• Written exercise
Locate every line in the records below that holds the word "Output" and return each one.

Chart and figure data
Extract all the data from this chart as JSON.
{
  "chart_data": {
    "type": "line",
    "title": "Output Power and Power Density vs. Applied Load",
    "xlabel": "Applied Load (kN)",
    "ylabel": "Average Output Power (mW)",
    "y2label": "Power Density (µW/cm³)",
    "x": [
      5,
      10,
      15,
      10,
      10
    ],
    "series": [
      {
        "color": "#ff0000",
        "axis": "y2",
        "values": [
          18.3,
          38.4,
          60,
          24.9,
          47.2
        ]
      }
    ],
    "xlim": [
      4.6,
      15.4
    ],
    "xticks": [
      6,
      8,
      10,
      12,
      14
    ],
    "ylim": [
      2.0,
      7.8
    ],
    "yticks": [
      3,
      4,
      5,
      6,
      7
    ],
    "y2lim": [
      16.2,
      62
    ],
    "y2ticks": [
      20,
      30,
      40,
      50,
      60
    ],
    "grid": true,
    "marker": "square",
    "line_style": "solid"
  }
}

• Result of the exercise
    "title": "Output Power and Power Density vs. Applied Load",
    "ylabel": "Average Output Power (mW)",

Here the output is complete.